[Data tied to figure images]
§

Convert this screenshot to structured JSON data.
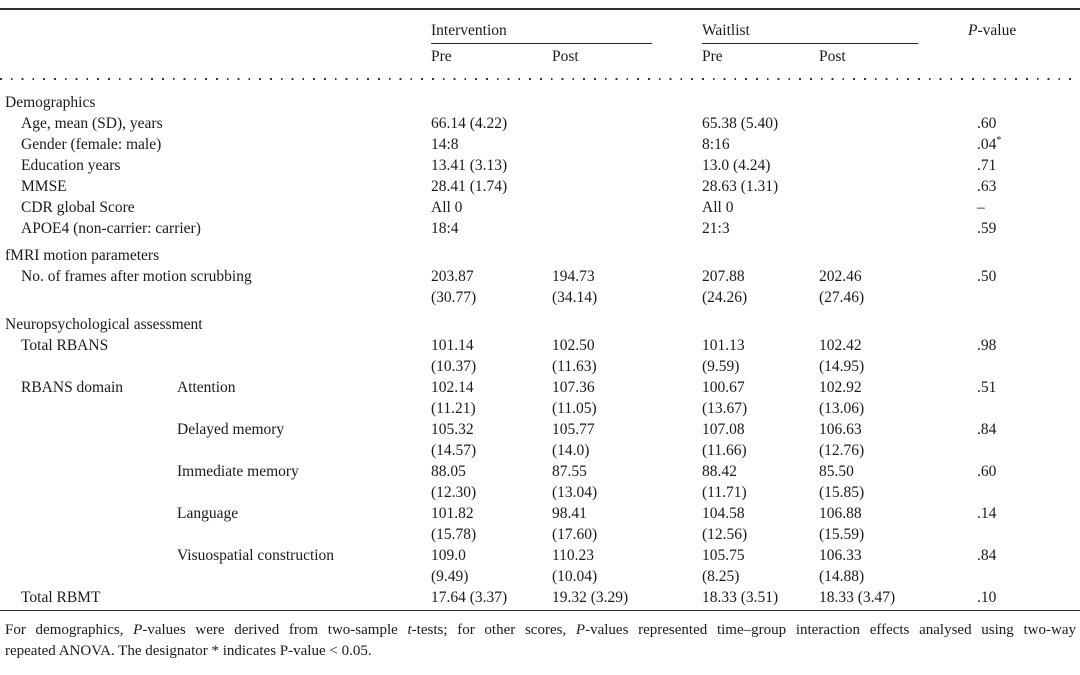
{
  "table": {
    "groups": [
      {
        "label": "Intervention",
        "subcols": [
          "Pre",
          "Post"
        ]
      },
      {
        "label": "Waitlist",
        "subcols": [
          "Pre",
          "Post"
        ]
      }
    ],
    "pvalue_header": {
      "italic": "P",
      "rest": "-value"
    },
    "rows": [
      {
        "type": "section",
        "label": "Demographics"
      },
      {
        "type": "data",
        "label": "Age, mean (SD), years",
        "i_pre": "66.14 (4.22)",
        "w_pre": "65.38 (5.40)",
        "p": ".60"
      },
      {
        "type": "data",
        "label": "Gender (female: male)",
        "i_pre": "14:8",
        "w_pre": "8:16",
        "p": ".04",
        "p_sup": "*"
      },
      {
        "type": "data",
        "label": "Education years",
        "i_pre": "13.41 (3.13)",
        "w_pre": "13.0 (4.24)",
        "p": ".71"
      },
      {
        "type": "data",
        "label": "MMSE",
        "i_pre": "28.41 (1.74)",
        "w_pre": "28.63 (1.31)",
        "p": ".63"
      },
      {
        "type": "data",
        "label": "CDR global Score",
        "i_pre": "All 0",
        "w_pre": "All 0",
        "p": "–"
      },
      {
        "type": "data",
        "label": "APOE4 (non-carrier: carrier)",
        "i_pre": "18:4",
        "w_pre": "21:3",
        "p": ".59"
      },
      {
        "type": "section",
        "label": "fMRI motion parameters"
      },
      {
        "type": "data",
        "label": "No. of frames after motion scrubbing",
        "i_pre": "203.87",
        "i_pre_sd": "(30.77)",
        "i_post": "194.73",
        "i_post_sd": "(34.14)",
        "w_pre": "207.88",
        "w_pre_sd": "(24.26)",
        "w_post": "202.46",
        "w_post_sd": "(27.46)",
        "p": ".50"
      },
      {
        "type": "section",
        "label": "Neuropsychological assessment"
      },
      {
        "type": "data",
        "label": "Total RBANS",
        "i_pre": "101.14",
        "i_pre_sd": "(10.37)",
        "i_post": "102.50",
        "i_post_sd": "(11.63)",
        "w_pre": "101.13",
        "w_pre_sd": "(9.59)",
        "w_post": "102.42",
        "w_post_sd": "(14.95)",
        "p": ".98"
      },
      {
        "type": "data",
        "label": "RBANS domain",
        "label2": "Attention",
        "i_pre": "102.14",
        "i_pre_sd": "(11.21)",
        "i_post": "107.36",
        "i_post_sd": "(11.05)",
        "w_pre": "100.67",
        "w_pre_sd": "(13.67)",
        "w_post": "102.92",
        "w_post_sd": "(13.06)",
        "p": ".51"
      },
      {
        "type": "data",
        "label": "",
        "label2": "Delayed memory",
        "i_pre": "105.32",
        "i_pre_sd": "(14.57)",
        "i_post": "105.77",
        "i_post_sd": "(14.0)",
        "w_pre": "107.08",
        "w_pre_sd": "(11.66)",
        "w_post": "106.63",
        "w_post_sd": "(12.76)",
        "p": ".84"
      },
      {
        "type": "data",
        "label": "",
        "label2": "Immediate memory",
        "i_pre": "88.05",
        "i_pre_sd": "(12.30)",
        "i_post": "87.55",
        "i_post_sd": "(13.04)",
        "w_pre": "88.42",
        "w_pre_sd": "(11.71)",
        "w_post": "85.50",
        "w_post_sd": "(15.85)",
        "p": ".60"
      },
      {
        "type": "data",
        "label": "",
        "label2": "Language",
        "i_pre": "101.82",
        "i_pre_sd": "(15.78)",
        "i_post": "98.41",
        "i_post_sd": "(17.60)",
        "w_pre": "104.58",
        "w_pre_sd": "(12.56)",
        "w_post": "106.88",
        "w_post_sd": "(15.59)",
        "p": ".14"
      },
      {
        "type": "data",
        "label": "",
        "label2": "Visuospatial construction",
        "i_pre": "109.0",
        "i_pre_sd": "(9.49)",
        "i_post": "110.23",
        "i_post_sd": "(10.04)",
        "w_pre": "105.75",
        "w_pre_sd": "(8.25)",
        "w_post": "106.33",
        "w_post_sd": "(14.88)",
        "p": ".84"
      },
      {
        "type": "data",
        "label": "Total RBMT",
        "i_pre": "17.64 (3.37)",
        "i_post": "19.32 (3.29)",
        "w_pre": "18.33 (3.51)",
        "w_post": "18.33 (3.47)",
        "p": ".10"
      }
    ]
  },
  "footnote": {
    "line1_parts": [
      {
        "text": "For demographics, "
      },
      {
        "text": "P",
        "italic": true
      },
      {
        "text": "-values were derived from two-sample "
      },
      {
        "text": "t",
        "italic": true
      },
      {
        "text": "-tests; for other scores, "
      },
      {
        "text": "P",
        "italic": true
      },
      {
        "text": "-values represented time–group interaction effects analysed using two-way"
      }
    ],
    "line2": "repeated ANOVA. The designator * indicates P-value < 0.05."
  }
}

§

Choose all lines containing the string "RBANS" and copy them out.

        "label": "Total RBANS",
        "label": "RBANS domain",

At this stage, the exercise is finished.